RECORD SET ::
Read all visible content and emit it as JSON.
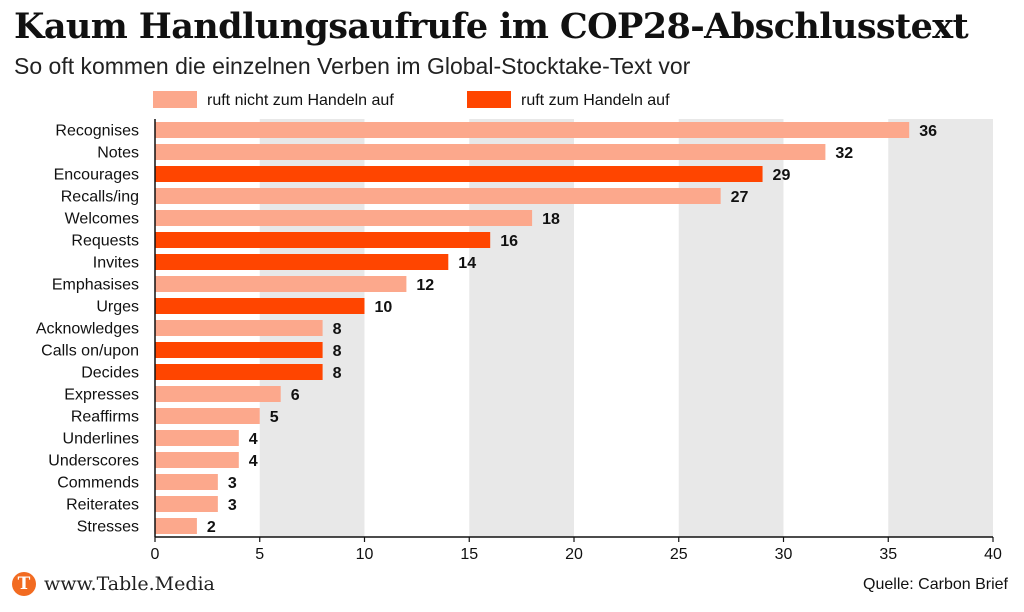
{
  "title": "Kaum Handlungsaufrufe im COP28-Abschlusstext",
  "subtitle": "So oft kommen die einzelnen Verben im Global-Stocktake-Text vor",
  "footer": {
    "logo_letter": "T",
    "site": "www.Table.Media",
    "source": "Quelle: Carbon Brief"
  },
  "colors": {
    "no_action": "#FCA88C",
    "action": "#FF4500",
    "band": "#E8E8E8"
  },
  "chart_data": {
    "type": "bar",
    "orientation": "horizontal",
    "categories": [
      "Recognises",
      "Notes",
      "Encourages",
      "Recalls/ing",
      "Welcomes",
      "Requests",
      "Invites",
      "Emphasises",
      "Urges",
      "Acknowledges",
      "Calls on/upon",
      "Decides",
      "Expresses",
      "Reaffirms",
      "Underlines",
      "Underscores",
      "Commends",
      "Reiterates",
      "Stresses"
    ],
    "values": [
      36,
      32,
      29,
      27,
      18,
      16,
      14,
      12,
      10,
      8,
      8,
      8,
      6,
      5,
      4,
      4,
      3,
      3,
      2
    ],
    "group": [
      "no_action",
      "no_action",
      "action",
      "no_action",
      "no_action",
      "action",
      "action",
      "no_action",
      "action",
      "no_action",
      "action",
      "action",
      "no_action",
      "no_action",
      "no_action",
      "no_action",
      "no_action",
      "no_action",
      "no_action"
    ],
    "legend": [
      {
        "key": "no_action",
        "label": "ruft nicht zum Handeln auf"
      },
      {
        "key": "action",
        "label": "ruft zum Handeln auf"
      }
    ],
    "legend_position": "top",
    "xlim": [
      0,
      40
    ],
    "xticks": [
      0,
      5,
      10,
      15,
      20,
      25,
      30,
      35,
      40
    ],
    "grid": "alternating vertical bands"
  }
}
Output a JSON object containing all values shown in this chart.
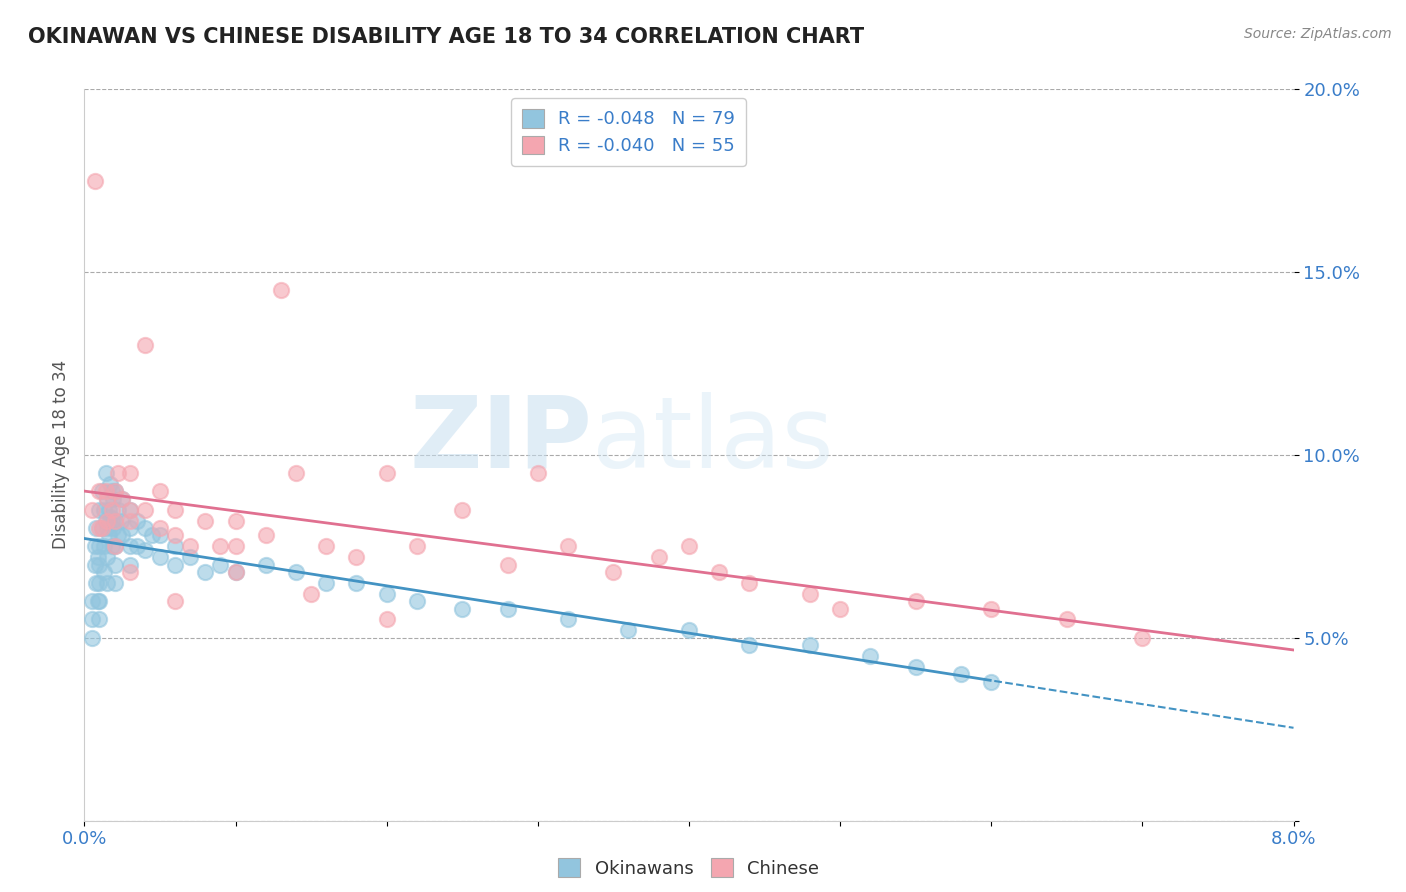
{
  "title": "OKINAWAN VS CHINESE DISABILITY AGE 18 TO 34 CORRELATION CHART",
  "source_text": "Source: ZipAtlas.com",
  "ylabel": "Disability Age 18 to 34",
  "xlim": [
    0.0,
    0.08
  ],
  "ylim": [
    0.0,
    0.2
  ],
  "xticks": [
    0.0,
    0.01,
    0.02,
    0.03,
    0.04,
    0.05,
    0.06,
    0.07,
    0.08
  ],
  "xticklabels": [
    "0.0%",
    "",
    "",
    "",
    "",
    "",
    "",
    "",
    "8.0%"
  ],
  "yticks": [
    0.0,
    0.05,
    0.1,
    0.15,
    0.2
  ],
  "yticklabels": [
    "",
    "5.0%",
    "10.0%",
    "15.0%",
    "20.0%"
  ],
  "legend_r1": "R = -0.048",
  "legend_n1": "N = 79",
  "legend_r2": "R = -0.040",
  "legend_n2": "N = 55",
  "color_okinawan": "#92c5de",
  "color_chinese": "#f4a6b0",
  "trend_color_okinawan": "#4393c3",
  "trend_color_chinese": "#e07090",
  "background_color": "#ffffff",
  "watermark_zip": "ZIP",
  "watermark_atlas": "atlas",
  "okinawan_x": [
    0.0005,
    0.0005,
    0.0005,
    0.0007,
    0.0007,
    0.0008,
    0.0008,
    0.0009,
    0.0009,
    0.001,
    0.001,
    0.001,
    0.001,
    0.001,
    0.001,
    0.0012,
    0.0012,
    0.0013,
    0.0013,
    0.0013,
    0.0014,
    0.0014,
    0.0015,
    0.0015,
    0.0015,
    0.0015,
    0.0016,
    0.0016,
    0.0017,
    0.0017,
    0.0018,
    0.0018,
    0.0018,
    0.0019,
    0.0019,
    0.002,
    0.002,
    0.002,
    0.002,
    0.002,
    0.0022,
    0.0022,
    0.0024,
    0.0025,
    0.0025,
    0.003,
    0.003,
    0.003,
    0.003,
    0.0035,
    0.0035,
    0.004,
    0.004,
    0.0045,
    0.005,
    0.005,
    0.006,
    0.006,
    0.007,
    0.008,
    0.009,
    0.01,
    0.012,
    0.014,
    0.016,
    0.018,
    0.02,
    0.022,
    0.025,
    0.028,
    0.032,
    0.036,
    0.04,
    0.044,
    0.048,
    0.052,
    0.055,
    0.058,
    0.06
  ],
  "okinawan_y": [
    0.06,
    0.055,
    0.05,
    0.075,
    0.07,
    0.08,
    0.065,
    0.072,
    0.06,
    0.085,
    0.075,
    0.07,
    0.065,
    0.06,
    0.055,
    0.09,
    0.08,
    0.085,
    0.075,
    0.068,
    0.095,
    0.082,
    0.088,
    0.08,
    0.072,
    0.065,
    0.085,
    0.078,
    0.092,
    0.083,
    0.09,
    0.082,
    0.075,
    0.088,
    0.08,
    0.09,
    0.082,
    0.075,
    0.07,
    0.065,
    0.085,
    0.078,
    0.082,
    0.088,
    0.078,
    0.085,
    0.08,
    0.075,
    0.07,
    0.082,
    0.075,
    0.08,
    0.074,
    0.078,
    0.078,
    0.072,
    0.075,
    0.07,
    0.072,
    0.068,
    0.07,
    0.068,
    0.07,
    0.068,
    0.065,
    0.065,
    0.062,
    0.06,
    0.058,
    0.058,
    0.055,
    0.052,
    0.052,
    0.048,
    0.048,
    0.045,
    0.042,
    0.04,
    0.038
  ],
  "chinese_x": [
    0.0005,
    0.0007,
    0.001,
    0.001,
    0.0012,
    0.0014,
    0.0015,
    0.0015,
    0.0018,
    0.002,
    0.002,
    0.002,
    0.0022,
    0.0025,
    0.003,
    0.003,
    0.003,
    0.004,
    0.004,
    0.005,
    0.005,
    0.006,
    0.006,
    0.007,
    0.008,
    0.009,
    0.01,
    0.01,
    0.012,
    0.013,
    0.014,
    0.016,
    0.018,
    0.02,
    0.022,
    0.025,
    0.028,
    0.03,
    0.032,
    0.035,
    0.038,
    0.04,
    0.042,
    0.044,
    0.048,
    0.05,
    0.055,
    0.06,
    0.065,
    0.07,
    0.003,
    0.006,
    0.01,
    0.015,
    0.02
  ],
  "chinese_y": [
    0.085,
    0.175,
    0.09,
    0.08,
    0.08,
    0.09,
    0.088,
    0.082,
    0.085,
    0.09,
    0.082,
    0.075,
    0.095,
    0.088,
    0.085,
    0.095,
    0.082,
    0.13,
    0.085,
    0.09,
    0.08,
    0.085,
    0.078,
    0.075,
    0.082,
    0.075,
    0.082,
    0.075,
    0.078,
    0.145,
    0.095,
    0.075,
    0.072,
    0.095,
    0.075,
    0.085,
    0.07,
    0.095,
    0.075,
    0.068,
    0.072,
    0.075,
    0.068,
    0.065,
    0.062,
    0.058,
    0.06,
    0.058,
    0.055,
    0.05,
    0.068,
    0.06,
    0.068,
    0.062,
    0.055
  ]
}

AIM OF THE TASK :: Find every line that holds "JSON" and copy it.

WRITTEN REPLY ::
Read all visible content and emit it as JSON.
Output a JSON object containing all values shown in this chart.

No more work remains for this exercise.